**WRITTEN PROBLEM**: Can you write out everything from the start of the records down to the line containing "pointing-hand-icon: 👆 (268, 379, 281, 390)", substituting "position" for "location" and keeping everything else the same?

[Records from a collection]
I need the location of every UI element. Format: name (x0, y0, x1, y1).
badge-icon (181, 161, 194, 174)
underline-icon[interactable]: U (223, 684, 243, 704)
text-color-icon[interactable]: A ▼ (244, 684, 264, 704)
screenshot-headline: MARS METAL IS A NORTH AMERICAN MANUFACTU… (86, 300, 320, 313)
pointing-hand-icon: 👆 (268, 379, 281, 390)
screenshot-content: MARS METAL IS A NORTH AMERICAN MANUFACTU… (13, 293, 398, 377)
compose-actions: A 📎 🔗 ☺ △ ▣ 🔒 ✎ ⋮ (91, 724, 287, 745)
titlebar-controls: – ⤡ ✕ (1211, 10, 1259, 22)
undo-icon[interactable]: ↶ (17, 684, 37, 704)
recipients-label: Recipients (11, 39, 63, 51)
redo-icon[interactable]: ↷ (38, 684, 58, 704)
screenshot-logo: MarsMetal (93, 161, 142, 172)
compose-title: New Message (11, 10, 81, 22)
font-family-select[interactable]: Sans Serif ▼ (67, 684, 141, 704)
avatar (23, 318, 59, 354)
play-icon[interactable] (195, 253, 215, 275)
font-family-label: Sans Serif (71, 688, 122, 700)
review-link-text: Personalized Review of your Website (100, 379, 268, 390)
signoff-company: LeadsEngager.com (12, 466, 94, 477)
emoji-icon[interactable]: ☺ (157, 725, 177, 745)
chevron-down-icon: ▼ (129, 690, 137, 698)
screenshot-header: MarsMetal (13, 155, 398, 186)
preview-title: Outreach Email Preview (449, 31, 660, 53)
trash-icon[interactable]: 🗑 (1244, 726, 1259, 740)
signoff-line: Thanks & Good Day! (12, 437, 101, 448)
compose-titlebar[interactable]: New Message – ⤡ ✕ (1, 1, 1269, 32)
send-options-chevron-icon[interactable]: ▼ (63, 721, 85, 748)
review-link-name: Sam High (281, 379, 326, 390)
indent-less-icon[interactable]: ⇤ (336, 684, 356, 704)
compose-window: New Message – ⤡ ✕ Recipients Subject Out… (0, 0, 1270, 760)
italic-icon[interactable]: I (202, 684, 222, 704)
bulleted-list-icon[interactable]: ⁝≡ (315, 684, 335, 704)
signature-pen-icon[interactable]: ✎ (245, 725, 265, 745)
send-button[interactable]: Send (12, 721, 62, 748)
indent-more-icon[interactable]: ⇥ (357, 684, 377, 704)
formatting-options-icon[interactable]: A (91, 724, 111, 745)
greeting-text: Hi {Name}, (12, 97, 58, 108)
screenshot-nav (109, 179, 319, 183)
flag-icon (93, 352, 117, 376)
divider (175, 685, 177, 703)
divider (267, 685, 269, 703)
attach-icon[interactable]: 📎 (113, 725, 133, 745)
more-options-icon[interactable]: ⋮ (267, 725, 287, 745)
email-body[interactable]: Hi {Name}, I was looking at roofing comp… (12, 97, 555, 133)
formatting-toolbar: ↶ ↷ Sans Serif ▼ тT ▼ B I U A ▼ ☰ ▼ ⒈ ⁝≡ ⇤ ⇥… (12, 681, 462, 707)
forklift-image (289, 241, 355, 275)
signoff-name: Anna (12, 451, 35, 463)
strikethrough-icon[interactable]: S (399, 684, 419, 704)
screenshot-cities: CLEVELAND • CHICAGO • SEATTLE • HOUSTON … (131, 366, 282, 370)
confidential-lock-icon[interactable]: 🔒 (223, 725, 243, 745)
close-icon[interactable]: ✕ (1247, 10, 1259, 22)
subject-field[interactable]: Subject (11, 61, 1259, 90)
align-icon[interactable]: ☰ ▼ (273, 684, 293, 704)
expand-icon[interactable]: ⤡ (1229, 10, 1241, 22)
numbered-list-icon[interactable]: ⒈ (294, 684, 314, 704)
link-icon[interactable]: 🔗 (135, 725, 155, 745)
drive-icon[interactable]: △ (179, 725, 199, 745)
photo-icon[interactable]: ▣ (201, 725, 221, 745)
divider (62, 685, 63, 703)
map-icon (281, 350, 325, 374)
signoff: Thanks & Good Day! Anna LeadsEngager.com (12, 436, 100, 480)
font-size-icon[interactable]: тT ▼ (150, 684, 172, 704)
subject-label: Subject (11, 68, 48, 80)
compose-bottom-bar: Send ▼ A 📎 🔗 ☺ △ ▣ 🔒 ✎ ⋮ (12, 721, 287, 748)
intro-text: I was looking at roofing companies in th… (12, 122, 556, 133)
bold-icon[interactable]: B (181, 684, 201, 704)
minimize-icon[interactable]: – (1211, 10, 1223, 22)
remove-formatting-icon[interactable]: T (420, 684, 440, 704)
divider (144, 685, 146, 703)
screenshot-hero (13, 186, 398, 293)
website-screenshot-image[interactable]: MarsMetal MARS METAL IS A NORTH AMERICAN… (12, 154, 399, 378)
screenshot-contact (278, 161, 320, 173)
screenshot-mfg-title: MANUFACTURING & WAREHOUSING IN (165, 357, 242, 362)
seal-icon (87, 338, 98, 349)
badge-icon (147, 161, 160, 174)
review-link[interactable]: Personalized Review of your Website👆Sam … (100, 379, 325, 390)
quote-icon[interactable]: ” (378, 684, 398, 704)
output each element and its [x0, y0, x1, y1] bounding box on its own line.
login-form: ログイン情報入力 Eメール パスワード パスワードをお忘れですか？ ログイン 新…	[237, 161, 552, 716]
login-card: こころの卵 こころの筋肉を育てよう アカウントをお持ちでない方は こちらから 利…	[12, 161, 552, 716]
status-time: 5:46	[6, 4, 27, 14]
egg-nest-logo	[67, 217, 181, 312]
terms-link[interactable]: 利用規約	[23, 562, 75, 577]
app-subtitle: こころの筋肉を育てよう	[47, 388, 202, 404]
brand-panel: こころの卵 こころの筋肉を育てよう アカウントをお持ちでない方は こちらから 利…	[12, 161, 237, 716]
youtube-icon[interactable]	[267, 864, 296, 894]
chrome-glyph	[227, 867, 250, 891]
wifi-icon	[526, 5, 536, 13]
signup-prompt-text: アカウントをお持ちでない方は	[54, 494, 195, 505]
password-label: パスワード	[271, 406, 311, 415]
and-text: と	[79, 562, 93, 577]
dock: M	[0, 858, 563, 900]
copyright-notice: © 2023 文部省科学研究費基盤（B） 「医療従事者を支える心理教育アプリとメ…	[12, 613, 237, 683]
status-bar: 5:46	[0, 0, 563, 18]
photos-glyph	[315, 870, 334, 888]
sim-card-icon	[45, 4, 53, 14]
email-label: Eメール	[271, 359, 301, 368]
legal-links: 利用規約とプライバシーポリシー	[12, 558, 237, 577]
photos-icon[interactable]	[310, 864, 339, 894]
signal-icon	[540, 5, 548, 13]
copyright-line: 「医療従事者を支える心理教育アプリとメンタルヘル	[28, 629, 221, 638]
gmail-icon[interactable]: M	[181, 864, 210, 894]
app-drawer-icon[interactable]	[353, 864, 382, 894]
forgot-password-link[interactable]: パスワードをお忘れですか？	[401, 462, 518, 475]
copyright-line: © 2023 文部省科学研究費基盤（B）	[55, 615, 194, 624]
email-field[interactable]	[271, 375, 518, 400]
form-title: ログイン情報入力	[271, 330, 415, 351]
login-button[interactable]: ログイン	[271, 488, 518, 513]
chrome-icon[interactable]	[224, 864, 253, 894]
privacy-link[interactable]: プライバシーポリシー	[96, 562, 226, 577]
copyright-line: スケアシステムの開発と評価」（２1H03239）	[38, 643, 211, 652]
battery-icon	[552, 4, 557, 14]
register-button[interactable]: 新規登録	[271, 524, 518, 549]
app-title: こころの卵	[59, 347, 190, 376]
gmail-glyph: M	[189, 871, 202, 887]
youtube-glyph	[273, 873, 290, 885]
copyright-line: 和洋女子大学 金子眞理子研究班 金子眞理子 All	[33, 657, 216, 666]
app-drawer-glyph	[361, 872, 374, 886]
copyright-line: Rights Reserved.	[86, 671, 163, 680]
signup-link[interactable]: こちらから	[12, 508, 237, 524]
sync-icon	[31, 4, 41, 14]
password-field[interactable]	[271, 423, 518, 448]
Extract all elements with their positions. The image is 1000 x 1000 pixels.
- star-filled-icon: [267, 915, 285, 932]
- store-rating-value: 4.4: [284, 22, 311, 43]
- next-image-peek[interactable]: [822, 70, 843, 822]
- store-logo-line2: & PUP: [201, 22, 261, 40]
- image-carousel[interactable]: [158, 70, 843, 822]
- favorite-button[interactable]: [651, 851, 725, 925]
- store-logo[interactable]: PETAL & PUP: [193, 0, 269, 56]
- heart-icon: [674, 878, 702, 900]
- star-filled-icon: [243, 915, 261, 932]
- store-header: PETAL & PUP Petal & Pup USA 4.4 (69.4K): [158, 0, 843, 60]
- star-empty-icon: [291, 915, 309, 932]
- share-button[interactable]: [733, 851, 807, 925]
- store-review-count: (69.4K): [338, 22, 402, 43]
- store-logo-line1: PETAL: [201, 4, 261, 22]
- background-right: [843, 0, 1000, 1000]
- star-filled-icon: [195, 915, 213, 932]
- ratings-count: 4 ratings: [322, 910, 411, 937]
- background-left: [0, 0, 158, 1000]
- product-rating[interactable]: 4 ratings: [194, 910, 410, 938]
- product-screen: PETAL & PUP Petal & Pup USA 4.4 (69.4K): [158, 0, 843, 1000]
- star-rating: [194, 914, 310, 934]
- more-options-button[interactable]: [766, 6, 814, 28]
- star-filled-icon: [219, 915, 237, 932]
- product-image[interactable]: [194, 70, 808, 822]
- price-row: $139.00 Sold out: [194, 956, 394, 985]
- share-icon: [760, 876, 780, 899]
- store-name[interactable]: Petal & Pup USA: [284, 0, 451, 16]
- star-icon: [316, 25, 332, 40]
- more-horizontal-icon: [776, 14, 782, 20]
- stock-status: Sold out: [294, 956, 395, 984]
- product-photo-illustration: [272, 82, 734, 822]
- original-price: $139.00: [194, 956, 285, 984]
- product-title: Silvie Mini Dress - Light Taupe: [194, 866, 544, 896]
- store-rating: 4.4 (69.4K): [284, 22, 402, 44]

**RESPONSE BELOW**:
I need the position of every UI element. Format: name (x0, y0, x1, y1).
badge-icon (181, 161, 194, 174)
underline-icon[interactable]: U (223, 684, 243, 704)
text-color-icon[interactable]: A ▼ (244, 684, 264, 704)
screenshot-headline: MARS METAL IS A NORTH AMERICAN MANUFACTU… (86, 300, 320, 313)
pointing-hand-icon: 👆 (268, 379, 281, 390)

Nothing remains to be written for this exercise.